**Problem to work on:**
Each line below either holds the string "Unattach" or doesn't. Count those that do and give only the number.

**Extracted entries:**
▬▬▬▬▬▬▬▬▬▬
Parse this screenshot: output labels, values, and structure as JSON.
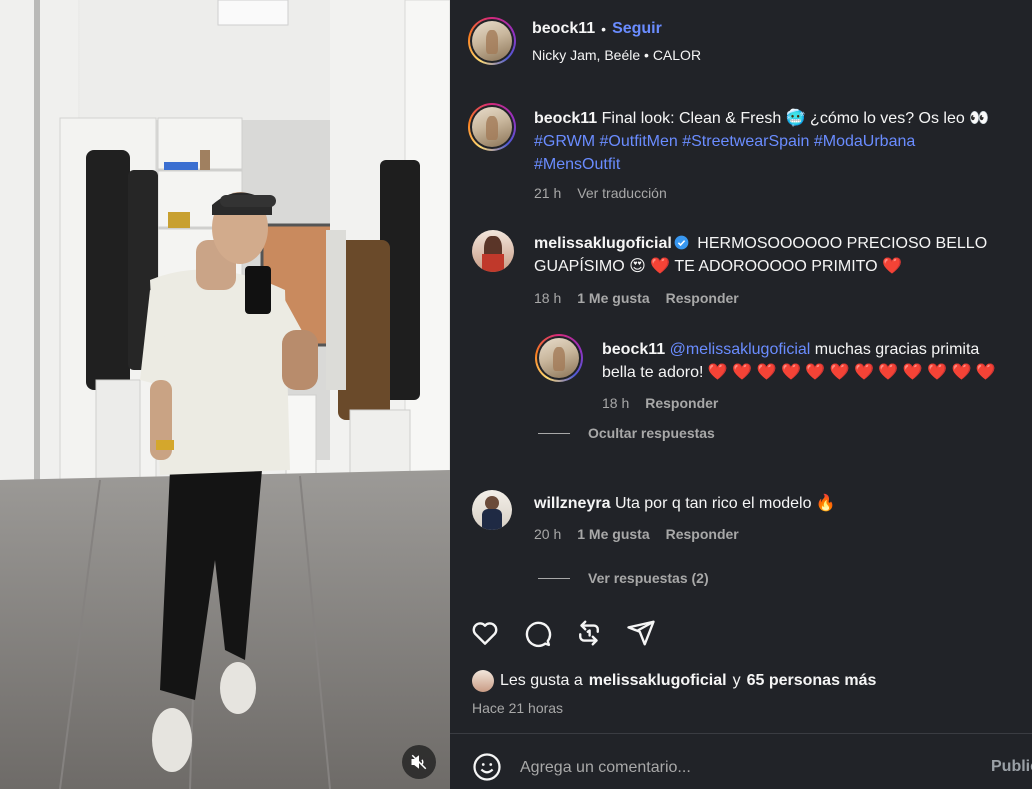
{
  "post": {
    "author": "beock11",
    "separator": "•",
    "follow_label": "Seguir",
    "audio": "Nicky Jam, Beéle • CALOR",
    "mute_icon": "speaker-muted-icon"
  },
  "caption": {
    "username": "beock11",
    "text_before": "Final look: Clean & Fresh 🥶 ¿cómo lo ves? Os leo 👀",
    "hashtags": [
      "#GRWM",
      "#OutfitMen",
      "#StreetwearSpain",
      "#ModaUrbana",
      "#MensOutfit"
    ],
    "time": "21 h",
    "translate_label": "Ver traducción"
  },
  "comments": [
    {
      "username": "melissaklugoficial",
      "verified": true,
      "text": "HERMOSOOOOOO PRECIOSO BELLO GUAPÍSIMO 😍 ❤️ TE ADOROOOOO PRIMITO ❤️",
      "time": "18 h",
      "likes": "1 Me gusta",
      "reply_label": "Responder",
      "replies": [
        {
          "username": "beock11",
          "mention": "@melissaklugoficial",
          "text": "muchas gracias primita bella te adoro! ❤️ ❤️ ❤️ ❤️ ❤️ ❤️ ❤️ ❤️ ❤️ ❤️ ❤️ ❤️",
          "time": "18 h",
          "reply_label": "Responder"
        }
      ],
      "toggle_label": "Ocultar respuestas"
    },
    {
      "username": "willzneyra",
      "verified": false,
      "text": "Uta por q tan rico el modelo 🔥",
      "time": "20 h",
      "likes": "1 Me gusta",
      "reply_label": "Responder",
      "toggle_label": "Ver respuestas (2)"
    }
  ],
  "actions": {
    "icons": [
      "heart-icon",
      "comment-icon",
      "repost-icon",
      "share-icon"
    ]
  },
  "likes": {
    "prefix": "Les gusta a",
    "user": "melissaklugoficial",
    "connector": "y",
    "others": "65 personas más"
  },
  "time_ago": "Hace 21 horas",
  "composer": {
    "placeholder": "Agrega un comentario...",
    "publish_label": "Publicar"
  },
  "colors": {
    "panel_bg": "#212328",
    "link_blue": "#6a8cff",
    "muted_text": "#a8a8a8",
    "heart_red": "#ff3040"
  }
}
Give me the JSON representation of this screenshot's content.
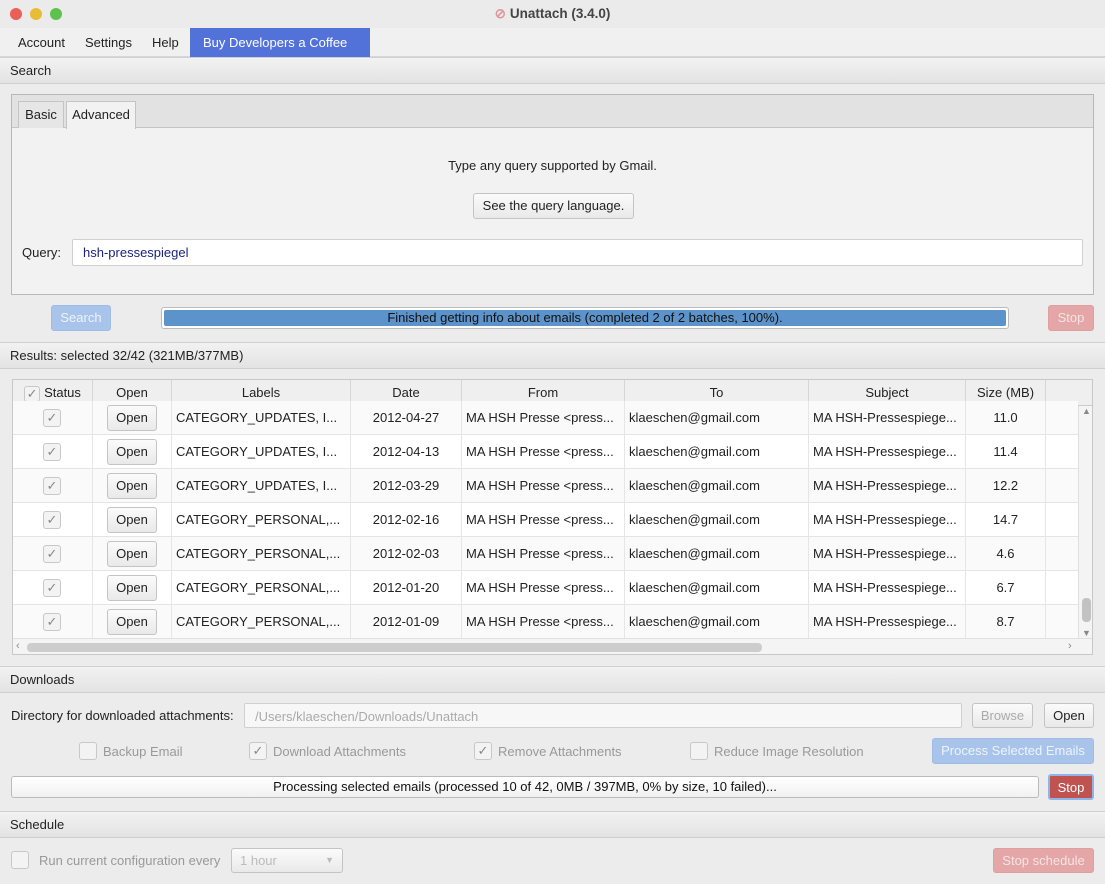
{
  "window": {
    "title": "Unattach (3.4.0)"
  },
  "menu": [
    "Account",
    "Settings",
    "Help",
    "Buy Developers a Coffee ☕"
  ],
  "search": {
    "section": "Search",
    "tabs": [
      "Basic",
      "Advanced"
    ],
    "hint": "Type any query supported by Gmail.",
    "query_lang_button": "See the query language.",
    "query_label": "Query:",
    "query_value": "hsh-pressespiegel",
    "search_button": "Search",
    "progress_text": "Finished getting info about emails (completed 2 of 2 batches, 100%).",
    "progress_percent": 100,
    "stop_button": "Stop"
  },
  "results": {
    "section": "Results: selected 32/42 (321MB/377MB)",
    "columns": [
      "Status",
      "Open",
      "Labels",
      "Date",
      "From",
      "To",
      "Subject",
      "Size (MB)"
    ],
    "rows": [
      {
        "checked": true,
        "open": "Open",
        "labels": "CATEGORY_UPDATES, I...",
        "date": "2012-04-27",
        "from": "MA HSH Presse <press...",
        "to": "klaeschen@gmail.com",
        "subject": "MA HSH-Pressespiege...",
        "size": "11.0"
      },
      {
        "checked": true,
        "open": "Open",
        "labels": "CATEGORY_UPDATES, I...",
        "date": "2012-04-13",
        "from": "MA HSH Presse <press...",
        "to": "klaeschen@gmail.com",
        "subject": "MA HSH-Pressespiege...",
        "size": "11.4"
      },
      {
        "checked": true,
        "open": "Open",
        "labels": "CATEGORY_UPDATES, I...",
        "date": "2012-03-29",
        "from": "MA HSH Presse <press...",
        "to": "klaeschen@gmail.com",
        "subject": "MA HSH-Pressespiege...",
        "size": "12.2"
      },
      {
        "checked": true,
        "open": "Open",
        "labels": "CATEGORY_PERSONAL,...",
        "date": "2012-02-16",
        "from": "MA HSH Presse <press...",
        "to": "klaeschen@gmail.com",
        "subject": "MA HSH-Pressespiege...",
        "size": "14.7"
      },
      {
        "checked": true,
        "open": "Open",
        "labels": "CATEGORY_PERSONAL,...",
        "date": "2012-02-03",
        "from": "MA HSH Presse <press...",
        "to": "klaeschen@gmail.com",
        "subject": "MA HSH-Pressespiege...",
        "size": "4.6"
      },
      {
        "checked": true,
        "open": "Open",
        "labels": "CATEGORY_PERSONAL,...",
        "date": "2012-01-20",
        "from": "MA HSH Presse <press...",
        "to": "klaeschen@gmail.com",
        "subject": "MA HSH-Pressespiege...",
        "size": "6.7"
      },
      {
        "checked": true,
        "open": "Open",
        "labels": "CATEGORY_PERSONAL,...",
        "date": "2012-01-09",
        "from": "MA HSH Presse <press...",
        "to": "klaeschen@gmail.com",
        "subject": "MA HSH-Pressespiege...",
        "size": "8.7"
      }
    ]
  },
  "downloads": {
    "section": "Downloads",
    "dir_label": "Directory for downloaded attachments:",
    "dir_value": "/Users/klaeschen/Downloads/Unattach",
    "browse": "Browse",
    "open": "Open",
    "options": [
      {
        "label": "Backup Email",
        "checked": false
      },
      {
        "label": "Download Attachments",
        "checked": true
      },
      {
        "label": "Remove Attachments",
        "checked": true
      },
      {
        "label": "Reduce Image Resolution",
        "checked": false
      }
    ],
    "process_button": "Process Selected Emails",
    "progress_text": "Processing selected emails (processed 10 of 42, 0MB / 397MB, 0% by size, 10 failed)...",
    "progress_percent": 0,
    "stop": "Stop"
  },
  "schedule": {
    "section": "Schedule",
    "run_label": "Run current configuration every",
    "interval": "1 hour",
    "stop_schedule": "Stop schedule"
  },
  "colors": {
    "accent": "#5272d9",
    "stop_red": "#c0524f",
    "progress_blue": "#5d93cb"
  }
}
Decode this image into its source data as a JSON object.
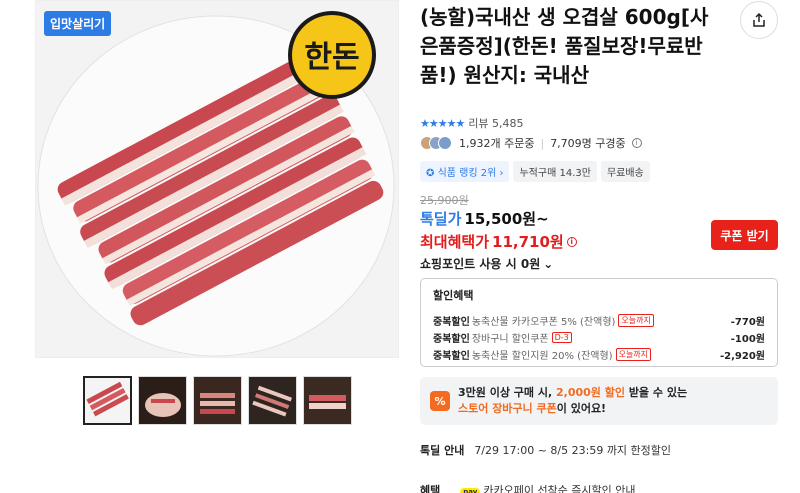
{
  "product": {
    "badge": "입맛살리기",
    "brand_logo_text": "한돈",
    "title": "(농할)국내산 생 오겹살 600g[사은품증정](한돈! 품질보장!무료반품!) 원산지: 국내산"
  },
  "rating": {
    "stars": "★★★★★",
    "review_label": "리뷰 5,485"
  },
  "stats": {
    "orders": "1,932개 주문중",
    "viewers": "7,709명 구경중"
  },
  "chips": [
    "식품 랭킹 2위",
    "누적구매 14.3만",
    "무료배송"
  ],
  "price": {
    "original": "25,900원",
    "deal_label": "톡딜가",
    "deal_price": "15,500원~",
    "max_label": "최대혜택가",
    "max_price": "11,710원",
    "coupon_button": "쿠폰 받기",
    "points": "쇼핑포인트 사용 시 0원"
  },
  "discounts": {
    "title": "할인혜택",
    "items": [
      {
        "type": "중복할인",
        "desc": "농축산물 카카오쿠폰 5% (잔액형)",
        "tag": "오늘까지",
        "amount": "-770원"
      },
      {
        "type": "중복할인",
        "desc": "장바구니 할인쿠폰",
        "tag": "D-3",
        "amount": "-100원"
      },
      {
        "type": "중복할인",
        "desc": "농축산물 할인지원 20% (잔액형)",
        "tag": "오늘까지",
        "amount": "-2,920원"
      }
    ]
  },
  "promo": {
    "icon": "%",
    "line1_a": "3만원 이상 구매 시, ",
    "line1_b": "2,000원 할인",
    "line1_c": " 받을 수 있는",
    "line2_a": "스토어 장바구니 쿠폰",
    "line2_b": "이 있어요!"
  },
  "notice": {
    "label": "톡딜 안내",
    "text": "7/29 17:00 ~ 8/5 23:59 까지 한정할인"
  },
  "benefit": {
    "label": "혜택",
    "pay_badge": "pay",
    "text": "카카오페이 선착순 즉시할인 안내"
  },
  "colors": {
    "accent_blue": "#2d7be5",
    "accent_red": "#e8211b",
    "promo_orange": "#f36b21"
  }
}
▬▬▬▬▬▬▬▬▬▬
**Task solution:**
2